_What this task involves_.
Give the entries again exactly, every one of them.

_Stored data_.
============================================================
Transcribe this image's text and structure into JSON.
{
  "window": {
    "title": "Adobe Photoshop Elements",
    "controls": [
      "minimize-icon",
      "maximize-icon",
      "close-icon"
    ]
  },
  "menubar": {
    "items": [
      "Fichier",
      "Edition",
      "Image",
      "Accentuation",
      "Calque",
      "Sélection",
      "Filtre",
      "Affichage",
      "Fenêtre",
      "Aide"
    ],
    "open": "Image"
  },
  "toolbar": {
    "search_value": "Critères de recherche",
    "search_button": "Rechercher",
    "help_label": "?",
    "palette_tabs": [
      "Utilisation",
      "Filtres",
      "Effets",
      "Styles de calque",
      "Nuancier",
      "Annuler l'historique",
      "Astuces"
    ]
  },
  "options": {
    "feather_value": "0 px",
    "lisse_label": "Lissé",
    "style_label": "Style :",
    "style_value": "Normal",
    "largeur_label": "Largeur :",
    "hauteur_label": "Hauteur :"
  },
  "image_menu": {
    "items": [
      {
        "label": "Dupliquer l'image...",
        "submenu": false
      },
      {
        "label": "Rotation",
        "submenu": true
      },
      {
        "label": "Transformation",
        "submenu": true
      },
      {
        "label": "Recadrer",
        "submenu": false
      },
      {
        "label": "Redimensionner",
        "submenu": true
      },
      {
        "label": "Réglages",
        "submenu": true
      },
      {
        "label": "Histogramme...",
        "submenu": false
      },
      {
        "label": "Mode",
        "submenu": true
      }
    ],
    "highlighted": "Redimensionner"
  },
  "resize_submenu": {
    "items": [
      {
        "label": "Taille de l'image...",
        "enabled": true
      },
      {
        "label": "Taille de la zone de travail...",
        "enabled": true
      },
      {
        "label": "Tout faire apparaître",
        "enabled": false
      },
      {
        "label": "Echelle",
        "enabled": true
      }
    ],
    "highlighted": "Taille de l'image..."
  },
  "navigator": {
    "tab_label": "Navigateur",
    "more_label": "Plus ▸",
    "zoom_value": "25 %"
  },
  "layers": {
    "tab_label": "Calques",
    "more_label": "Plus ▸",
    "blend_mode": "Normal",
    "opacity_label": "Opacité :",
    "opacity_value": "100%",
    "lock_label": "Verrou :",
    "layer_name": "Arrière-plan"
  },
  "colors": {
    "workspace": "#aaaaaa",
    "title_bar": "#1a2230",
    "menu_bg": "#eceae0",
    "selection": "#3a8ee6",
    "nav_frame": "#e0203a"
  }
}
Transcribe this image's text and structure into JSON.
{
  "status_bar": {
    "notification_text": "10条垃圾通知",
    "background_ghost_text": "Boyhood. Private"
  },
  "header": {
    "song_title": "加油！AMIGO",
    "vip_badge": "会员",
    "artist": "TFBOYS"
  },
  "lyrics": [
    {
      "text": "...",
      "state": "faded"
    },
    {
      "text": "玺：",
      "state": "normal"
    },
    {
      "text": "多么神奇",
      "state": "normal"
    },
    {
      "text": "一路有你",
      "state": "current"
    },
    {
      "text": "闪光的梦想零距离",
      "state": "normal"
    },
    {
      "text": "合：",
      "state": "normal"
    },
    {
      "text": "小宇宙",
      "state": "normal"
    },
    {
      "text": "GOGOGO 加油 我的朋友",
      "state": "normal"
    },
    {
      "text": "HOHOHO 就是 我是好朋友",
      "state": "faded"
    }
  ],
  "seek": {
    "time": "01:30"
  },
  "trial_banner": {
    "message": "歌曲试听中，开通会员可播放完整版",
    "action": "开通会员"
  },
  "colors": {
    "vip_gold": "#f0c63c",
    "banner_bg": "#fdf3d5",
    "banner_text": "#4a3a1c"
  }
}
============================================================
_Problem solution_.
Transcribe this image's text and structure into JSON.
{
  "window": {
    "title": "Adobe Photoshop Elements",
    "controls": [
      "minimize-icon",
      "maximize-icon",
      "close-icon"
    ]
  },
  "menubar": {
    "items": [
      "Fichier",
      "Edition",
      "Image",
      "Accentuation",
      "Calque",
      "Sélection",
      "Filtre",
      "Affichage",
      "Fenêtre",
      "Aide"
    ],
    "open": "Image"
  },
  "toolbar": {
    "search_value": "Critères de recherche",
    "search_button": "Rechercher",
    "help_label": "?",
    "palette_tabs": [
      "Utilisation",
      "Filtres",
      "Effets",
      "Styles de calque",
      "Nuancier",
      "Annuler l'historique",
      "Astuces"
    ]
  },
  "options": {
    "feather_value": "0 px",
    "lisse_label": "Lissé",
    "style_label": "Style :",
    "style_value": "Normal",
    "largeur_label": "Largeur :",
    "hauteur_label": "Hauteur :"
  },
  "image_menu": {
    "items": [
      {
        "label": "Dupliquer l'image...",
        "submenu": false
      },
      {
        "label": "Rotation",
        "submenu": true
      },
      {
        "label": "Transformation",
        "submenu": true
      },
      {
        "label": "Recadrer",
        "submenu": false
      },
      {
        "label": "Redimensionner",
        "submenu": true
      },
      {
        "label": "Réglages",
        "submenu": true
      },
      {
        "label": "Histogramme...",
        "submenu": false
      },
      {
        "label": "Mode",
        "submenu": true
      }
    ],
    "highlighted": "Redimensionner"
  },
  "resize_submenu": {
    "items": [
      {
        "label": "Taille de l'image...",
        "enabled": true
      },
      {
        "label": "Taille de la zone de travail...",
        "enabled": true
      },
      {
        "label": "Tout faire apparaître",
        "enabled": false
      },
      {
        "label": "Echelle",
        "enabled": true
      }
    ],
    "highlighted": "Taille de l'image..."
  },
  "navigator": {
    "tab_label": "Navigateur",
    "more_label": "Plus ▸",
    "zoom_value": "25 %"
  },
  "layers": {
    "tab_label": "Calques",
    "more_label": "Plus ▸",
    "blend_mode": "Normal",
    "opacity_label": "Opacité :",
    "opacity_value": "100%",
    "lock_label": "Verrou :",
    "layer_name": "Arrière-plan"
  },
  "colors": {
    "workspace": "#aaaaaa",
    "title_bar": "#1a2230",
    "menu_bg": "#eceae0",
    "selection": "#3a8ee6",
    "nav_frame": "#e0203a"
  }
}
Transcribe this image's text and structure into JSON.
{
  "status_bar": {
    "notification_text": "10条垃圾通知",
    "background_ghost_text": "Boyhood. Private"
  },
  "header": {
    "song_title": "加油！AMIGO",
    "vip_badge": "会员",
    "artist": "TFBOYS"
  },
  "lyrics": [
    {
      "text": "...",
      "state": "faded"
    },
    {
      "text": "玺：",
      "state": "normal"
    },
    {
      "text": "多么神奇",
      "state": "normal"
    },
    {
      "text": "一路有你",
      "state": "current"
    },
    {
      "text": "闪光的梦想零距离",
      "state": "normal"
    },
    {
      "text": "合：",
      "state": "normal"
    },
    {
      "text": "小宇宙",
      "state": "normal"
    },
    {
      "text": "GOGOGO 加油 我的朋友",
      "state": "normal"
    },
    {
      "text": "HOHOHO 就是 我是好朋友",
      "state": "faded"
    }
  ],
  "seek": {
    "time": "01:30"
  },
  "trial_banner": {
    "message": "歌曲试听中，开通会员可播放完整版",
    "action": "开通会员"
  },
  "colors": {
    "vip_gold": "#f0c63c",
    "banner_bg": "#fdf3d5",
    "banner_text": "#4a3a1c"
  }
}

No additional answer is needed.